Objective - Beginning with the line that holds "Decode this image", set down each line of the data below through the very last, exactly as given, and nothing beyond that.

Entries provided -

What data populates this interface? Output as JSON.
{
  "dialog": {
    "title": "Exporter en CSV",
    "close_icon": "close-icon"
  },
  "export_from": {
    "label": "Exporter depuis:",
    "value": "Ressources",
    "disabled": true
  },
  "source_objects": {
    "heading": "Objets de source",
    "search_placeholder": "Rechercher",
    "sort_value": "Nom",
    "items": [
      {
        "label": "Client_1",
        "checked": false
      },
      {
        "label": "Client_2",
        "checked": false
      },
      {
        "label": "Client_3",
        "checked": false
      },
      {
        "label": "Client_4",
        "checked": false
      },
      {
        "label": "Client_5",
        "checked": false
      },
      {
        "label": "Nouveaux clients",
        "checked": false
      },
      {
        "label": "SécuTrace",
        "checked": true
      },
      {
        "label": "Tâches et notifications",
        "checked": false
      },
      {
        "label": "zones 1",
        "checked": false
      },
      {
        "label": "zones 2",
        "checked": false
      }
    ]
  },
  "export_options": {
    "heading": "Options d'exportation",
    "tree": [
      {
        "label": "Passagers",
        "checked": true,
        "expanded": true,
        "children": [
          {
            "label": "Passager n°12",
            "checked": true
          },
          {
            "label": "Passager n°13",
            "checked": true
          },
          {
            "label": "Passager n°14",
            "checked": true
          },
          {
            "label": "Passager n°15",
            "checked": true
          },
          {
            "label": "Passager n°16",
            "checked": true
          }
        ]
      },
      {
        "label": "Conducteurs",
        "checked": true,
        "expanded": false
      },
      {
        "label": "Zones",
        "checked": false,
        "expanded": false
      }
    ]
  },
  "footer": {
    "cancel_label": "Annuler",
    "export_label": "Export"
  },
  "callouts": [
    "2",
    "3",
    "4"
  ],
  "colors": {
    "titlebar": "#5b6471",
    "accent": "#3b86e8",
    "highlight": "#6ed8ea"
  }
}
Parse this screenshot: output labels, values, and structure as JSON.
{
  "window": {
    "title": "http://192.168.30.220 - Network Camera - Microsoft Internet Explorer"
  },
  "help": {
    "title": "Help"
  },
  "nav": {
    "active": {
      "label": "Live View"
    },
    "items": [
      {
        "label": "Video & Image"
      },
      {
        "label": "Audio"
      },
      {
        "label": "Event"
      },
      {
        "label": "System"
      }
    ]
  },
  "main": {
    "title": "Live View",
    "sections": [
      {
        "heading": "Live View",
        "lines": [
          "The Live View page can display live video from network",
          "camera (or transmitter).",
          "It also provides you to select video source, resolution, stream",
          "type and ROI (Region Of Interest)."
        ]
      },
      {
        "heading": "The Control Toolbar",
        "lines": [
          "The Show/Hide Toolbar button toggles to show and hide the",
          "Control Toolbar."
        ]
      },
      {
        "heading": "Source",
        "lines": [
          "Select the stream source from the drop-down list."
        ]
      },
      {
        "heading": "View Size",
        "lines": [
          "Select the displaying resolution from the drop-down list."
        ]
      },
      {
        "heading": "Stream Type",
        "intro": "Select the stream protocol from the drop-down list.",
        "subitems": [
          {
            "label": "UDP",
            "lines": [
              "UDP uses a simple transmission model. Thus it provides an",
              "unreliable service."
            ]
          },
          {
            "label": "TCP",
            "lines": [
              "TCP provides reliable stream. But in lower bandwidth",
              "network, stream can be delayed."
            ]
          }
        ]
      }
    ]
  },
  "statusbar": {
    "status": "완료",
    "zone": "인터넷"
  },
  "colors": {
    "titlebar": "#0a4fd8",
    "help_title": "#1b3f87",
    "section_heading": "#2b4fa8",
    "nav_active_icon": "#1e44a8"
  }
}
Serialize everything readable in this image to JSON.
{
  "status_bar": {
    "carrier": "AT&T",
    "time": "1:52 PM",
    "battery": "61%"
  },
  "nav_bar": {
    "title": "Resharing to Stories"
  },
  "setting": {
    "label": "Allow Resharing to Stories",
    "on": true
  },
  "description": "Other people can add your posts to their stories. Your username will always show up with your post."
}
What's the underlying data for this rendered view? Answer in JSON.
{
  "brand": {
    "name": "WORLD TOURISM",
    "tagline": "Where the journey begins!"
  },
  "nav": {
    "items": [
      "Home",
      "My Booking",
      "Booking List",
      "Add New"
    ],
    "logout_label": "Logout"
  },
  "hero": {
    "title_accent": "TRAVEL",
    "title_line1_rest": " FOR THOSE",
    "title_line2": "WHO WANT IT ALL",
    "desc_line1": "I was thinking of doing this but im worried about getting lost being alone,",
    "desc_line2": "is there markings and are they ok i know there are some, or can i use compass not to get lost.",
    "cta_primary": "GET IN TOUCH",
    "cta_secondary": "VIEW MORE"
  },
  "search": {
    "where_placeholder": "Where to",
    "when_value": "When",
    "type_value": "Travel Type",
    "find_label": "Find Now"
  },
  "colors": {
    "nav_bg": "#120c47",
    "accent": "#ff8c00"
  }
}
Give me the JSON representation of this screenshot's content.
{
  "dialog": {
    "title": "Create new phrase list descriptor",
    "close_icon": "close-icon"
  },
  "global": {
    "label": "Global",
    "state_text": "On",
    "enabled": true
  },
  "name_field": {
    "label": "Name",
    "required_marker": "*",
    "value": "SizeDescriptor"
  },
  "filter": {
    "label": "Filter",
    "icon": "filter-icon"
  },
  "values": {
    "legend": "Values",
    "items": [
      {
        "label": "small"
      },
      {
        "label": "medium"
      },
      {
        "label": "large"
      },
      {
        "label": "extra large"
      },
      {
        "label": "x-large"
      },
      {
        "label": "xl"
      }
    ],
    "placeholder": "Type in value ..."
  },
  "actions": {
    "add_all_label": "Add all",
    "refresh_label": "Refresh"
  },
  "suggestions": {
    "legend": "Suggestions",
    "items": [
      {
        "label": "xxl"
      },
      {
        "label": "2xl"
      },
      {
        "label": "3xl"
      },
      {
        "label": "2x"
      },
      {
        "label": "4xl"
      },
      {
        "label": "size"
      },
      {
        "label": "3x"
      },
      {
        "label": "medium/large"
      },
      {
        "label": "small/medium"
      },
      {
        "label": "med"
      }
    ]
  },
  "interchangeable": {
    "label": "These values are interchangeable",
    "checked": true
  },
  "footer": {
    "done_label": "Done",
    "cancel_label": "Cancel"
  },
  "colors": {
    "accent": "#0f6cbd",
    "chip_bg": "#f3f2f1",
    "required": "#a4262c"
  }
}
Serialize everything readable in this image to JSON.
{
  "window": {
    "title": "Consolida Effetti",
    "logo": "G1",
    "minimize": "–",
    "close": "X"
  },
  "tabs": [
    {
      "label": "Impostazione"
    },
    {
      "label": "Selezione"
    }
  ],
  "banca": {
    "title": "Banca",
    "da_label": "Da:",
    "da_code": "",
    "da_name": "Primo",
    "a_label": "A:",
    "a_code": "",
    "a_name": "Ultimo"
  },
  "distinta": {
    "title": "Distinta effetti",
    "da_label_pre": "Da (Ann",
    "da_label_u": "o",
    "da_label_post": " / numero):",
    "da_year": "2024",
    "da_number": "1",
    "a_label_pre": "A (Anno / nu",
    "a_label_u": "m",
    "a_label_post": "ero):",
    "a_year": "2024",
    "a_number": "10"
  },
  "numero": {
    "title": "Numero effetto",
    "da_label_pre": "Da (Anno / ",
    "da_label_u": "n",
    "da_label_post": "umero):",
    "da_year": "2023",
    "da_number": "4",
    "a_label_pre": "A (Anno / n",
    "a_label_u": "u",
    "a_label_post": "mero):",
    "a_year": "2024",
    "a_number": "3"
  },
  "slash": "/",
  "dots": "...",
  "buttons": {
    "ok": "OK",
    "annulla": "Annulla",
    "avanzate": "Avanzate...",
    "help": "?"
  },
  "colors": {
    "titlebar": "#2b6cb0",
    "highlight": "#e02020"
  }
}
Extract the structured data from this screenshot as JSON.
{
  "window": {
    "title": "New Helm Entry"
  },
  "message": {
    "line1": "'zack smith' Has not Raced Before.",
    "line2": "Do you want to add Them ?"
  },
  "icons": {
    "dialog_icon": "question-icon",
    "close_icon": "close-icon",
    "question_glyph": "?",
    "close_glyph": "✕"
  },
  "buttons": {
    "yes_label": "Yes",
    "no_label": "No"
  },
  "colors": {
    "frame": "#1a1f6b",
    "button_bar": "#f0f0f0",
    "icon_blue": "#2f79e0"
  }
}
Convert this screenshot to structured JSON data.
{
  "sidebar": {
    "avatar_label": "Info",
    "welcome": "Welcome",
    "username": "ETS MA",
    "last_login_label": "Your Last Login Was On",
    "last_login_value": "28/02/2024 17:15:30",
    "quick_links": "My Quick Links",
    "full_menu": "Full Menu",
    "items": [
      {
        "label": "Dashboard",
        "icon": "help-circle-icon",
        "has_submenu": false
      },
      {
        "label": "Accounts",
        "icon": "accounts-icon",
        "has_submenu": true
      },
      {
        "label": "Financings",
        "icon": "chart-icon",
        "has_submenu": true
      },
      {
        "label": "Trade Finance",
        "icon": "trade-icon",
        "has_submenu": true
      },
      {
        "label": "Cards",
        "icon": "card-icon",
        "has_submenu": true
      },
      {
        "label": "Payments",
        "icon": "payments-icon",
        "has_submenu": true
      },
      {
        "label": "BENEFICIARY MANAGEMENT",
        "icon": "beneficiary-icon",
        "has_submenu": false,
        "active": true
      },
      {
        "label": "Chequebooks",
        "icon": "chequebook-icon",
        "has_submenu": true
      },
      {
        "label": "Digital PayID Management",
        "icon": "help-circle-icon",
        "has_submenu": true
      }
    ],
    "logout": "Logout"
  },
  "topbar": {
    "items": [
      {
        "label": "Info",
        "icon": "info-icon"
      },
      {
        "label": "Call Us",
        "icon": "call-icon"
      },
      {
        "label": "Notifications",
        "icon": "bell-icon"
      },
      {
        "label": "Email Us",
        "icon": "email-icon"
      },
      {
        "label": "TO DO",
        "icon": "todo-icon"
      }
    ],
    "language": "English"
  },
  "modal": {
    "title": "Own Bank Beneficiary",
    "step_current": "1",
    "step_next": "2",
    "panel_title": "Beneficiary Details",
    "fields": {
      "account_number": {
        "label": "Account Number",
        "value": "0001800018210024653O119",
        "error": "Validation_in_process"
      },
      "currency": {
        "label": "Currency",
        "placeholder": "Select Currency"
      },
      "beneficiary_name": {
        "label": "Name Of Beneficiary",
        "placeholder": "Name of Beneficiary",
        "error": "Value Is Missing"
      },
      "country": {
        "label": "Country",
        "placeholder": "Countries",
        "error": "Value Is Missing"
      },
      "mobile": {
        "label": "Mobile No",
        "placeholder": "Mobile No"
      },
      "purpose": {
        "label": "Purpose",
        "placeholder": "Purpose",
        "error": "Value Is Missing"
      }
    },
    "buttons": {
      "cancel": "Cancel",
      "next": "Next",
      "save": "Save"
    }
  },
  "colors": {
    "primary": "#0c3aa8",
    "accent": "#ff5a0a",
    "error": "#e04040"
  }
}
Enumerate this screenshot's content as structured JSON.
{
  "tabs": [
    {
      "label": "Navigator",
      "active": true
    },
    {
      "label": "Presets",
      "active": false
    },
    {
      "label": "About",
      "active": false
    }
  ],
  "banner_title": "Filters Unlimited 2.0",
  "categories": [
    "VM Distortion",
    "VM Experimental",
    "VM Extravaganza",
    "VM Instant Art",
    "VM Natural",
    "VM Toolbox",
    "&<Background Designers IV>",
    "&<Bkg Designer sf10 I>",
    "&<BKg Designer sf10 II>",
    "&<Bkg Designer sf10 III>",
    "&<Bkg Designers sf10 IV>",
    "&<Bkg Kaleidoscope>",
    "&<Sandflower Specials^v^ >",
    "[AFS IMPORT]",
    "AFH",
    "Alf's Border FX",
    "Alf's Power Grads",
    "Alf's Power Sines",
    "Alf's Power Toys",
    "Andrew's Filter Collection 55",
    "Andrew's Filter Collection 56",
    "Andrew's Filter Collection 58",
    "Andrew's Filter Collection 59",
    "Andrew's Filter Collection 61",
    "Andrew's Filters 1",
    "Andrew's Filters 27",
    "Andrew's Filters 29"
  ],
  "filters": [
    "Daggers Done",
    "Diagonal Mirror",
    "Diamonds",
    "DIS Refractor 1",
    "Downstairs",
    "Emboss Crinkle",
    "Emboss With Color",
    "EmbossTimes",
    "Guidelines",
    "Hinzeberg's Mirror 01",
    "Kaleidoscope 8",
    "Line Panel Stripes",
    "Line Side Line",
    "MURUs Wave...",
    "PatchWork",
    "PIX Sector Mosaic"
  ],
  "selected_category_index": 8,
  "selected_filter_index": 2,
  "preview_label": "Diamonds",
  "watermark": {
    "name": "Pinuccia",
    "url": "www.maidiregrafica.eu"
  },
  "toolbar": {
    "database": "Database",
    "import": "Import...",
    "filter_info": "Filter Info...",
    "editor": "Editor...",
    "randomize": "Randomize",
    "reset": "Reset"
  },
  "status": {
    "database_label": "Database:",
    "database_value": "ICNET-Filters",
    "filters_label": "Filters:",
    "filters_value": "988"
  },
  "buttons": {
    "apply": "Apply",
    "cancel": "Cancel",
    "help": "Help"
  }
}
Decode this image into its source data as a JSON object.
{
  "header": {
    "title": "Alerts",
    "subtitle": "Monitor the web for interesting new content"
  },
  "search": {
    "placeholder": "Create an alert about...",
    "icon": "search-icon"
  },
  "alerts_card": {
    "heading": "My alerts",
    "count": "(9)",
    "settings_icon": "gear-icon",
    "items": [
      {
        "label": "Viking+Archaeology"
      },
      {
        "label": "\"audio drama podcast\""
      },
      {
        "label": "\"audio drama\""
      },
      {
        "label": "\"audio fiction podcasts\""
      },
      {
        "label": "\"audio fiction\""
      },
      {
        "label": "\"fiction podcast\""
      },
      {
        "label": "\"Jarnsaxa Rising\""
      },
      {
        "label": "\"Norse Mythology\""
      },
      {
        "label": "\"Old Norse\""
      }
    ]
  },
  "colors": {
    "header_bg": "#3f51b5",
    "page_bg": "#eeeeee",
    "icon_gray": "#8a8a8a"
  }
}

Solution for this problem -
Decode this image into its source data as a JSON object.
{
  "header": {
    "title": "Alerts",
    "subtitle": "Monitor the web for interesting new content"
  },
  "search": {
    "placeholder": "Create an alert about...",
    "icon": "search-icon"
  },
  "alerts_card": {
    "heading": "My alerts",
    "count": "(9)",
    "settings_icon": "gear-icon",
    "items": [
      {
        "label": "Viking+Archaeology"
      },
      {
        "label": "\"audio drama podcast\""
      },
      {
        "label": "\"audio drama\""
      },
      {
        "label": "\"audio fiction podcasts\""
      },
      {
        "label": "\"audio fiction\""
      },
      {
        "label": "\"fiction podcast\""
      },
      {
        "label": "\"Jarnsaxa Rising\""
      },
      {
        "label": "\"Norse Mythology\""
      },
      {
        "label": "\"Old Norse\""
      }
    ]
  },
  "colors": {
    "header_bg": "#3f51b5",
    "page_bg": "#eeeeee",
    "icon_gray": "#8a8a8a"
  }
}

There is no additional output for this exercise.